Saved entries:
_ _ _ _

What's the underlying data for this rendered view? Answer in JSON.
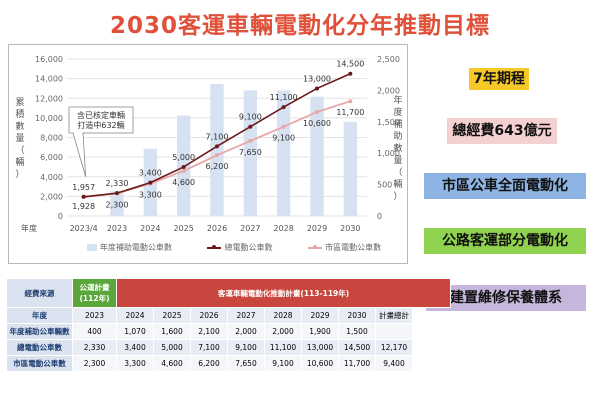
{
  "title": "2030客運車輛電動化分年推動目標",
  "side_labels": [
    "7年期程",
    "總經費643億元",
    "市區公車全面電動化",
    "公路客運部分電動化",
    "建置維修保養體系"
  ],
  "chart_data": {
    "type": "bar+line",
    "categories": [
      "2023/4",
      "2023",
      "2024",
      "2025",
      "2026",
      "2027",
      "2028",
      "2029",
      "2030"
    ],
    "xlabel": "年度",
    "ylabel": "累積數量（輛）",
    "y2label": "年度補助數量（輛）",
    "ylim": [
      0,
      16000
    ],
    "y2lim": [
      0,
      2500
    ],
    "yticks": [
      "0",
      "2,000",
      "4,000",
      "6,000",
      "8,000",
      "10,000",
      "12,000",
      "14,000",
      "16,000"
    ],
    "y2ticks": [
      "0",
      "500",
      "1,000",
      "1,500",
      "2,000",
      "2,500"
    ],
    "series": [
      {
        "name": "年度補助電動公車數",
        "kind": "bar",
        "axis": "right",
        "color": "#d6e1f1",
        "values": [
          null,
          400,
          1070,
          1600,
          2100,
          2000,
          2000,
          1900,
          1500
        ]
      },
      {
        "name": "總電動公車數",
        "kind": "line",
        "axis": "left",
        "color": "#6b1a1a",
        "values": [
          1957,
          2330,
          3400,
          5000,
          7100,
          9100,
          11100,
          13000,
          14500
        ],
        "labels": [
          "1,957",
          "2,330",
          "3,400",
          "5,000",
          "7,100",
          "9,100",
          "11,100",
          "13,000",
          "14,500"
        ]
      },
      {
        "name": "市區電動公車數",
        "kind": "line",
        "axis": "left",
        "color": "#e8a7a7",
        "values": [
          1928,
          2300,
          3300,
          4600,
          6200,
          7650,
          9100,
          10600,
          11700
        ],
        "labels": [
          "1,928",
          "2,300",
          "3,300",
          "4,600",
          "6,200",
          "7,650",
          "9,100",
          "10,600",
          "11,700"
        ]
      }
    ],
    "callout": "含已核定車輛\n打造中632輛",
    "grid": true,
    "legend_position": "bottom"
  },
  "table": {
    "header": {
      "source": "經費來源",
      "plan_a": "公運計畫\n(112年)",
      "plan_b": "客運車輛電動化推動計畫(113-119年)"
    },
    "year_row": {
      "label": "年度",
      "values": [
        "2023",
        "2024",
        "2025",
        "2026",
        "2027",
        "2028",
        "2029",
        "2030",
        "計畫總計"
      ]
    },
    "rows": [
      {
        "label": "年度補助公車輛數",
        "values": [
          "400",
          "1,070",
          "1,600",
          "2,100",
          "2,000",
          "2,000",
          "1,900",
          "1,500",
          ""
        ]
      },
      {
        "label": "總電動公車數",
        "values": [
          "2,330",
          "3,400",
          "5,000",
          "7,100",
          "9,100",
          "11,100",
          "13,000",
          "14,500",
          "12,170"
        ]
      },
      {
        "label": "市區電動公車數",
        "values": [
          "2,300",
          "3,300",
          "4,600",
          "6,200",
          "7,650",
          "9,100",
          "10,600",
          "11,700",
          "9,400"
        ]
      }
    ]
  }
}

_ _ _ _

-- Requirements --
The records above are to be quoted exactly, with all pictures left out.

-- Result of this task --
What's the underlying data for this rendered view? Answer in JSON.
{
  "title": "2030客運車輛電動化分年推動目標",
  "side_labels": [
    "7年期程",
    "總經費643億元",
    "市區公車全面電動化",
    "公路客運部分電動化",
    "建置維修保養體系"
  ],
  "chart_data": {
    "type": "bar+line",
    "categories": [
      "2023/4",
      "2023",
      "2024",
      "2025",
      "2026",
      "2027",
      "2028",
      "2029",
      "2030"
    ],
    "xlabel": "年度",
    "ylabel": "累積數量（輛）",
    "y2label": "年度補助數量（輛）",
    "ylim": [
      0,
      16000
    ],
    "y2lim": [
      0,
      2500
    ],
    "yticks": [
      "0",
      "2,000",
      "4,000",
      "6,000",
      "8,000",
      "10,000",
      "12,000",
      "14,000",
      "16,000"
    ],
    "y2ticks": [
      "0",
      "500",
      "1,000",
      "1,500",
      "2,000",
      "2,500"
    ],
    "series": [
      {
        "name": "年度補助電動公車數",
        "kind": "bar",
        "axis": "right",
        "color": "#d6e1f1",
        "values": [
          null,
          400,
          1070,
          1600,
          2100,
          2000,
          2000,
          1900,
          1500
        ]
      },
      {
        "name": "總電動公車數",
        "kind": "line",
        "axis": "left",
        "color": "#6b1a1a",
        "values": [
          1957,
          2330,
          3400,
          5000,
          7100,
          9100,
          11100,
          13000,
          14500
        ],
        "labels": [
          "1,957",
          "2,330",
          "3,400",
          "5,000",
          "7,100",
          "9,100",
          "11,100",
          "13,000",
          "14,500"
        ]
      },
      {
        "name": "市區電動公車數",
        "kind": "line",
        "axis": "left",
        "color": "#e8a7a7",
        "values": [
          1928,
          2300,
          3300,
          4600,
          6200,
          7650,
          9100,
          10600,
          11700
        ],
        "labels": [
          "1,928",
          "2,300",
          "3,300",
          "4,600",
          "6,200",
          "7,650",
          "9,100",
          "10,600",
          "11,700"
        ]
      }
    ],
    "callout": "含已核定車輛\n打造中632輛",
    "grid": true,
    "legend_position": "bottom"
  },
  "table": {
    "header": {
      "source": "經費來源",
      "plan_a": "公運計畫\n(112年)",
      "plan_b": "客運車輛電動化推動計畫(113-119年)"
    },
    "year_row": {
      "label": "年度",
      "values": [
        "2023",
        "2024",
        "2025",
        "2026",
        "2027",
        "2028",
        "2029",
        "2030",
        "計畫總計"
      ]
    },
    "rows": [
      {
        "label": "年度補助公車輛數",
        "values": [
          "400",
          "1,070",
          "1,600",
          "2,100",
          "2,000",
          "2,000",
          "1,900",
          "1,500",
          ""
        ]
      },
      {
        "label": "總電動公車數",
        "values": [
          "2,330",
          "3,400",
          "5,000",
          "7,100",
          "9,100",
          "11,100",
          "13,000",
          "14,500",
          "12,170"
        ]
      },
      {
        "label": "市區電動公車數",
        "values": [
          "2,300",
          "3,300",
          "4,600",
          "6,200",
          "7,650",
          "9,100",
          "10,600",
          "11,700",
          "9,400"
        ]
      }
    ]
  }
}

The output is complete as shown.